§ Supplied information

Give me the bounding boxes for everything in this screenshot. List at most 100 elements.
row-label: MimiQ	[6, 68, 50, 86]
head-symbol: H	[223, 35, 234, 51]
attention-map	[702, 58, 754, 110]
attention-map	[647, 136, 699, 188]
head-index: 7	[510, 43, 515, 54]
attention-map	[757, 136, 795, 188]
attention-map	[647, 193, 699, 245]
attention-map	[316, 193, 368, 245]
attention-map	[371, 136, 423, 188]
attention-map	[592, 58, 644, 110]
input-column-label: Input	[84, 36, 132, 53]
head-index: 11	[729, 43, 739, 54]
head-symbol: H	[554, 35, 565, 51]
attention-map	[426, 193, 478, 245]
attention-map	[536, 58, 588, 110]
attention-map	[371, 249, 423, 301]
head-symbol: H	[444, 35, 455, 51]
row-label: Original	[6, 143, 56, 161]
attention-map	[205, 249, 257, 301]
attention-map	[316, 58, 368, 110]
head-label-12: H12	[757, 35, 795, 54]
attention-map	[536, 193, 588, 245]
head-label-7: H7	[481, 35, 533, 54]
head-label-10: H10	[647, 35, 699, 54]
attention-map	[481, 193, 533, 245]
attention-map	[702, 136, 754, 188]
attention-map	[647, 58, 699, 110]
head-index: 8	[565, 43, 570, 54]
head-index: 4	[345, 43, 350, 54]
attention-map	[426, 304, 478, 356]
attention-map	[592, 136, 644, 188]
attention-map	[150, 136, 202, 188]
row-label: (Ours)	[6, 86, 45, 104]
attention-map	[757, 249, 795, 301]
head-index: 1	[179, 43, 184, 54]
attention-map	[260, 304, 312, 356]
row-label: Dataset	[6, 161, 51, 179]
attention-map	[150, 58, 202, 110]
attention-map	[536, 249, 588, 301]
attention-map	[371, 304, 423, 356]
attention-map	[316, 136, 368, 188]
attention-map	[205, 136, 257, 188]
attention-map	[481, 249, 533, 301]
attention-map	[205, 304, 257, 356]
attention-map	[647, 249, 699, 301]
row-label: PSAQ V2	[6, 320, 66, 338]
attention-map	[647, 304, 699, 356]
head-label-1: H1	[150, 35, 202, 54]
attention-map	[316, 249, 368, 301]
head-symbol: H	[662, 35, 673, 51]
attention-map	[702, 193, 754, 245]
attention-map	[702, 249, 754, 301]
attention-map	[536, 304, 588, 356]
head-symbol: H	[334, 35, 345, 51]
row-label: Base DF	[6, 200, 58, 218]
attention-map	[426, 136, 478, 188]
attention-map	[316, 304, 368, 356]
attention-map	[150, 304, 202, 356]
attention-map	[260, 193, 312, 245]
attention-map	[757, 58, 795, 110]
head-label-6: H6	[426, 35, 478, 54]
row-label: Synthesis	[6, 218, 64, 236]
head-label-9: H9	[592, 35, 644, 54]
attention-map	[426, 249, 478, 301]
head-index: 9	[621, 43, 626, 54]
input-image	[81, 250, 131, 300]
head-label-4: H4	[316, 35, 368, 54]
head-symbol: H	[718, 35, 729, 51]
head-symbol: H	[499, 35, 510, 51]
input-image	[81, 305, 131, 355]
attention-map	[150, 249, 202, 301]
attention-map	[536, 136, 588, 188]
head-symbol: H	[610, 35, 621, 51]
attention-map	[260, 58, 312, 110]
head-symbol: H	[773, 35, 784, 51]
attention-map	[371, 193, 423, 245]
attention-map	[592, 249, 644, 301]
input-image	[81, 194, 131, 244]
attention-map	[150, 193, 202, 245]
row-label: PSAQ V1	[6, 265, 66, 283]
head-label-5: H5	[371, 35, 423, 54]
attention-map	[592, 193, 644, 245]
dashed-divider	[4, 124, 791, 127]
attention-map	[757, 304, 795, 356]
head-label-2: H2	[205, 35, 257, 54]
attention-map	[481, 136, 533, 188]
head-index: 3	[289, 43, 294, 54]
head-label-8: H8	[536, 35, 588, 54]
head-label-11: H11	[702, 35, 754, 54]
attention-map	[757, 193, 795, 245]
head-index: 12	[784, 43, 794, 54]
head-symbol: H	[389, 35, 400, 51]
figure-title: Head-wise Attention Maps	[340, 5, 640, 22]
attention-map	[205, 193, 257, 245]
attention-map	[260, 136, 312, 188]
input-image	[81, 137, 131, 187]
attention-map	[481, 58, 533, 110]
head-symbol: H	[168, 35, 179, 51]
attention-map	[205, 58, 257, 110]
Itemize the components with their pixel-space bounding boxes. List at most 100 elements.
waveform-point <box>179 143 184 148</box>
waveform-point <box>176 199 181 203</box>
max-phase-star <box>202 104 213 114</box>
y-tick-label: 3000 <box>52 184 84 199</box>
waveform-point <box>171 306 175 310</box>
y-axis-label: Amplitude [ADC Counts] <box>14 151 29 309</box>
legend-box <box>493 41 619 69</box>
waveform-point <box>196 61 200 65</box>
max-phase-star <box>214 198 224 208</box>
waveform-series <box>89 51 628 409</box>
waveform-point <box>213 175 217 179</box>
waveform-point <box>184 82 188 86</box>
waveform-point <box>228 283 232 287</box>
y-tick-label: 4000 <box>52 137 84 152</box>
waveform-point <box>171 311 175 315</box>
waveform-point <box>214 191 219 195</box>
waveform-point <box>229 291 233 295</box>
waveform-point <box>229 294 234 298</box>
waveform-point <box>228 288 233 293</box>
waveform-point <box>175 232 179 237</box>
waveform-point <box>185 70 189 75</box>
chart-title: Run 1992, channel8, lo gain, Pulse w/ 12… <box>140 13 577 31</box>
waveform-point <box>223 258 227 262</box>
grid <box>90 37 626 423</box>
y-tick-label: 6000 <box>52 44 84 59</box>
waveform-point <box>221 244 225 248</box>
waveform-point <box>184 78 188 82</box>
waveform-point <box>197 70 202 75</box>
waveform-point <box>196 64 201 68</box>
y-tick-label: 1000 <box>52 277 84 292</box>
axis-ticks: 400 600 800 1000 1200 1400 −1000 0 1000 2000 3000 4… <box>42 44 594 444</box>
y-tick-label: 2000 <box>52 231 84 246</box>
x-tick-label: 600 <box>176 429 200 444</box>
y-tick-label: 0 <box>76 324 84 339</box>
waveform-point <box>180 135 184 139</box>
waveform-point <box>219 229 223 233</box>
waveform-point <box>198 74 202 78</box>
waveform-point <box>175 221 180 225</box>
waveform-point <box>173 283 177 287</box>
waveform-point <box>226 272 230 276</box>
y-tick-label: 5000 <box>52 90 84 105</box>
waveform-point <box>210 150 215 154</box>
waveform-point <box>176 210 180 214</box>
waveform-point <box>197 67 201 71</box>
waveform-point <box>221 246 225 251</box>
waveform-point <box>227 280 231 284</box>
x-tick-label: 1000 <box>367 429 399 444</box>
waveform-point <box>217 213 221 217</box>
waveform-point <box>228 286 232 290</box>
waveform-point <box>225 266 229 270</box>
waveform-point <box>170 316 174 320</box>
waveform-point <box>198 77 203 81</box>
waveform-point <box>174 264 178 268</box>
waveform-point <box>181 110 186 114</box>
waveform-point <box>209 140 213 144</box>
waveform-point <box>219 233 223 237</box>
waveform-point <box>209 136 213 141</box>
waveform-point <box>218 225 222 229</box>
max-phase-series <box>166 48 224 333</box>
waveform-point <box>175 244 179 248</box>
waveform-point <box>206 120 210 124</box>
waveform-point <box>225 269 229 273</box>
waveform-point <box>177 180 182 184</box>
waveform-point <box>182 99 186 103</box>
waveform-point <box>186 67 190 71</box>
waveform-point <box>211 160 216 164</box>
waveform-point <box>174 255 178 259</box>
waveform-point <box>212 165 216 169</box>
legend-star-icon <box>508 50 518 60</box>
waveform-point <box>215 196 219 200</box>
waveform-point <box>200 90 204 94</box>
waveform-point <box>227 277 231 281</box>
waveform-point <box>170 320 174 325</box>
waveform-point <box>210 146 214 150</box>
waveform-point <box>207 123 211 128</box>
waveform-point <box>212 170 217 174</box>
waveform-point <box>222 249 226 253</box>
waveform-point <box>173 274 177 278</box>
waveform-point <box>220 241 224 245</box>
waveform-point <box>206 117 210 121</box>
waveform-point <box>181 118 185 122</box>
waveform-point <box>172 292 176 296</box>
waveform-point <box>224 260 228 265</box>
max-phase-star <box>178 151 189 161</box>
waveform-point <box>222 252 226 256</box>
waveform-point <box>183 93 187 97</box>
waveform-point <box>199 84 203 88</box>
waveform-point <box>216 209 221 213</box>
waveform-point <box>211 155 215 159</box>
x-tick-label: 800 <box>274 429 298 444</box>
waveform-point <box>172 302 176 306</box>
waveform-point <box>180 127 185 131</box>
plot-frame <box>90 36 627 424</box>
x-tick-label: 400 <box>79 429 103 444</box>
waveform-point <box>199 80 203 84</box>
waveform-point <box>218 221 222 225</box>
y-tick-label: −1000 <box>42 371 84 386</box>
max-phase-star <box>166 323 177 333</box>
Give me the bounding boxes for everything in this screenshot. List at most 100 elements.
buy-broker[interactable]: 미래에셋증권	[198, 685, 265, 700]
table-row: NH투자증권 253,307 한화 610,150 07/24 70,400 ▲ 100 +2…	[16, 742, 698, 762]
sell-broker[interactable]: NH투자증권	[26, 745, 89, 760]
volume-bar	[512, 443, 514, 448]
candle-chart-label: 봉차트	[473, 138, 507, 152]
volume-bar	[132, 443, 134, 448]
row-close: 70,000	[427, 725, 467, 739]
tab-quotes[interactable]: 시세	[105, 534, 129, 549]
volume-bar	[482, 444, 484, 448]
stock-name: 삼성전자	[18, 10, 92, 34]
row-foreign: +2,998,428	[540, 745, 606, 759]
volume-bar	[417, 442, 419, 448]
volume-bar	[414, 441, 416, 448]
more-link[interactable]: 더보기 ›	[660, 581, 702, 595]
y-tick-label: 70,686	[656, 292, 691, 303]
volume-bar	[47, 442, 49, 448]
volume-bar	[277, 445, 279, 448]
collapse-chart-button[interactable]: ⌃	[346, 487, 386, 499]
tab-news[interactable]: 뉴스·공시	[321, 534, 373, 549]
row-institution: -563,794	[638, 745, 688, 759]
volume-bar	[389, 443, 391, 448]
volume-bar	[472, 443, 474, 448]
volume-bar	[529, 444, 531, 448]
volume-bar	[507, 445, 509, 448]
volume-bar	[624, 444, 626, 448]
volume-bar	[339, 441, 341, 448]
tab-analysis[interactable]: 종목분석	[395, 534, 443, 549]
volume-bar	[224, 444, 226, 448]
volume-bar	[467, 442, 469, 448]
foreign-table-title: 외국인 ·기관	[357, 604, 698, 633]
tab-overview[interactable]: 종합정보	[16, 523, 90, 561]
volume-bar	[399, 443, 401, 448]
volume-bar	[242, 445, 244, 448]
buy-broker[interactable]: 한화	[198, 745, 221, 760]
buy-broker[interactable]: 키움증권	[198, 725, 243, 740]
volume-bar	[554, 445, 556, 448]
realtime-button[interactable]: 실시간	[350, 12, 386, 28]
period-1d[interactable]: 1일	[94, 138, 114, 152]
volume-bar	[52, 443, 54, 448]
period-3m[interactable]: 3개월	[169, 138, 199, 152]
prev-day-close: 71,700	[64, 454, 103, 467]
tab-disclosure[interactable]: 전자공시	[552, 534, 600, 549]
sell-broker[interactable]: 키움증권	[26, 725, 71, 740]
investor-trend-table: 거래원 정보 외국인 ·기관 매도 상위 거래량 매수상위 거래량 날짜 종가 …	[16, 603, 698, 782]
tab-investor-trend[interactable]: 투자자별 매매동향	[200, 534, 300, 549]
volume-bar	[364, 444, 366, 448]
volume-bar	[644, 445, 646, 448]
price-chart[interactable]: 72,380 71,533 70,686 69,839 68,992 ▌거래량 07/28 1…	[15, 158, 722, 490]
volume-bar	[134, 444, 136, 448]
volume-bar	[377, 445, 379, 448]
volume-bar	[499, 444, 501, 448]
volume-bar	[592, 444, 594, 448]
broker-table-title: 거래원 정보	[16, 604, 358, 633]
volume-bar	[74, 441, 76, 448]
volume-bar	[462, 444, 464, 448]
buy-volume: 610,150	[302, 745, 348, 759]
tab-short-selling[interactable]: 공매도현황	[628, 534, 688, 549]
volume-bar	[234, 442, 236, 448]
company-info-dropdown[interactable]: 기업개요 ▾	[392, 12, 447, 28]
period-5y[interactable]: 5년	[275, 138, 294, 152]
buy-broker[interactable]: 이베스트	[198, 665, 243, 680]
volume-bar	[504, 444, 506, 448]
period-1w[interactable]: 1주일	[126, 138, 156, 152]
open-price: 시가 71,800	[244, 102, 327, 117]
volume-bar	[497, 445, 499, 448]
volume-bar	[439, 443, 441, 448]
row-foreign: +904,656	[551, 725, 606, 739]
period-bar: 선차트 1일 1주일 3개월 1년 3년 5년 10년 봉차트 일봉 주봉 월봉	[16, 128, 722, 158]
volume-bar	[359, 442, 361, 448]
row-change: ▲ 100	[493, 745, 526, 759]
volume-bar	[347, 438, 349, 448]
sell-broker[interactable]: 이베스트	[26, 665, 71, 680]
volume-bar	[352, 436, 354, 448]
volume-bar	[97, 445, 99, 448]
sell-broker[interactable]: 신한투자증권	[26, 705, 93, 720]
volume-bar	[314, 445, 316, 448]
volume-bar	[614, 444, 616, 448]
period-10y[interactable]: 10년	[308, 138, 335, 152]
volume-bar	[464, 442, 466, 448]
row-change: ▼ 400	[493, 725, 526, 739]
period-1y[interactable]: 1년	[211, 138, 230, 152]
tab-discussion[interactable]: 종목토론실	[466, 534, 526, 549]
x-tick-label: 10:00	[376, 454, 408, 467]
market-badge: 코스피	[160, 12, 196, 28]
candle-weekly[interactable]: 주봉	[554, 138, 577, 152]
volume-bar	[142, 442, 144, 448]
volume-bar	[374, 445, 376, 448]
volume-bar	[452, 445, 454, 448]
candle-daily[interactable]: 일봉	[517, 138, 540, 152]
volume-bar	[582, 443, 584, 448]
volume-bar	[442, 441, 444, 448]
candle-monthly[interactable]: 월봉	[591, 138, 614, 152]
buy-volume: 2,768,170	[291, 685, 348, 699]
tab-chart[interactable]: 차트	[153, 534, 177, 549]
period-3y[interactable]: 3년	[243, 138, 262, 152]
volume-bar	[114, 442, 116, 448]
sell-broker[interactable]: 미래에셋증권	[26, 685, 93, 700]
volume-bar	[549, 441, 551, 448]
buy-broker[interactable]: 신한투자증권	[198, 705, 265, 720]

§ What to work on
Reproduce the rows above without any change, beginning with their first line and ending with the line that contains "36, 132, 53]".

§ Response to this task
Give me the bounding boxes for everything in this screenshot. List at most 100 elements.
row-label: MimiQ	[6, 68, 50, 86]
head-symbol: H	[223, 35, 234, 51]
attention-map	[702, 58, 754, 110]
attention-map	[647, 136, 699, 188]
head-index: 7	[510, 43, 515, 54]
attention-map	[757, 136, 795, 188]
attention-map	[647, 193, 699, 245]
attention-map	[316, 193, 368, 245]
attention-map	[371, 136, 423, 188]
attention-map	[592, 58, 644, 110]
input-column-label: Input	[84, 36, 132, 53]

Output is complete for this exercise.